====== LISTED ENTRIES

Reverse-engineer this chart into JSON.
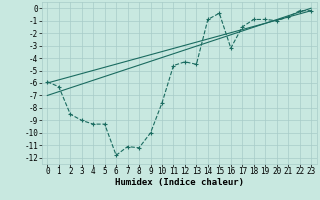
{
  "xlabel": "Humidex (Indice chaleur)",
  "bg_color": "#c8e8e0",
  "grid_color": "#a8ccc8",
  "line_color": "#1a6b60",
  "xlim": [
    -0.5,
    23.5
  ],
  "ylim": [
    -12.5,
    0.5
  ],
  "xticks": [
    0,
    1,
    2,
    3,
    4,
    5,
    6,
    7,
    8,
    9,
    10,
    11,
    12,
    13,
    14,
    15,
    16,
    17,
    18,
    19,
    20,
    21,
    22,
    23
  ],
  "yticks": [
    0,
    -1,
    -2,
    -3,
    -4,
    -5,
    -6,
    -7,
    -8,
    -9,
    -10,
    -11,
    -12
  ],
  "line1_x": [
    0,
    1,
    2,
    3,
    4,
    5,
    6,
    7,
    8,
    9,
    10,
    11,
    12,
    13,
    14,
    15,
    16,
    17,
    18,
    19,
    20,
    21,
    22,
    23
  ],
  "line1_y": [
    -5.9,
    -6.3,
    -8.5,
    -9.0,
    -9.3,
    -9.3,
    -11.8,
    -11.1,
    -11.2,
    -10.0,
    -7.6,
    -4.6,
    -4.3,
    -4.5,
    -0.9,
    -0.4,
    -3.2,
    -1.5,
    -0.9,
    -0.9,
    -1.0,
    -0.7,
    -0.2,
    -0.2
  ],
  "line2_x": [
    0,
    23
  ],
  "line2_y": [
    -6.0,
    -0.2
  ],
  "line3_x": [
    0,
    23
  ],
  "line3_y": [
    -7.0,
    -0.0
  ],
  "fontsize_label": 6.5,
  "fontsize_tick": 5.5
}
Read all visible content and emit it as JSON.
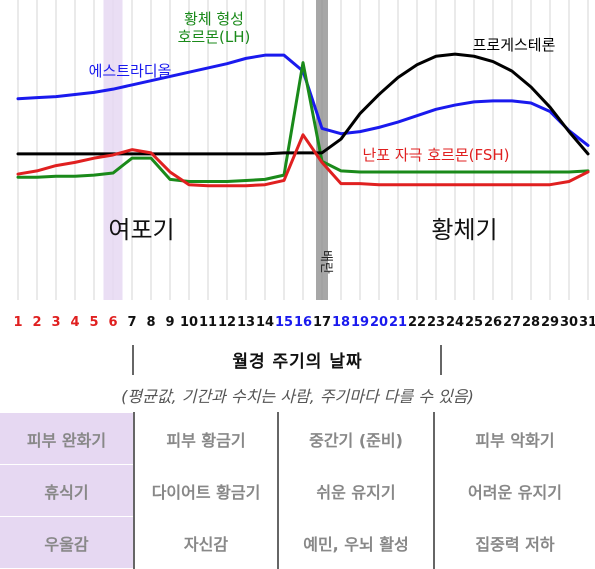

============

Output an exact copy of the material, with the pictures removed.

■ **FINAL ANSWER**
Reverse-engineer this chart into JSON.
{
  "xlabel": "Humidex (Indice chaleur)",
  "bg_color": "#c8e8e0",
  "grid_color": "#a8ccc8",
  "line_color": "#1a6b60",
  "xlim": [
    -0.5,
    23.5
  ],
  "ylim": [
    -12.5,
    0.5
  ],
  "xticks": [
    0,
    1,
    2,
    3,
    4,
    5,
    6,
    7,
    8,
    9,
    10,
    11,
    12,
    13,
    14,
    15,
    16,
    17,
    18,
    19,
    20,
    21,
    22,
    23
  ],
  "yticks": [
    0,
    -1,
    -2,
    -3,
    -4,
    -5,
    -6,
    -7,
    -8,
    -9,
    -10,
    -11,
    -12
  ],
  "line1_x": [
    0,
    1,
    2,
    3,
    4,
    5,
    6,
    7,
    8,
    9,
    10,
    11,
    12,
    13,
    14,
    15,
    16,
    17,
    18,
    19,
    20,
    21,
    22,
    23
  ],
  "line1_y": [
    -5.9,
    -6.3,
    -8.5,
    -9.0,
    -9.3,
    -9.3,
    -11.8,
    -11.1,
    -11.2,
    -10.0,
    -7.6,
    -4.6,
    -4.3,
    -4.5,
    -0.9,
    -0.4,
    -3.2,
    -1.5,
    -0.9,
    -0.9,
    -1.0,
    -0.7,
    -0.2,
    -0.2
  ],
  "line2_x": [
    0,
    23
  ],
  "line2_y": [
    -6.0,
    -0.2
  ],
  "line3_x": [
    0,
    23
  ],
  "line3_y": [
    -7.0,
    -0.0
  ],
  "fontsize_label": 6.5,
  "fontsize_tick": 5.5
}
Read all visible content and emit it as JSON.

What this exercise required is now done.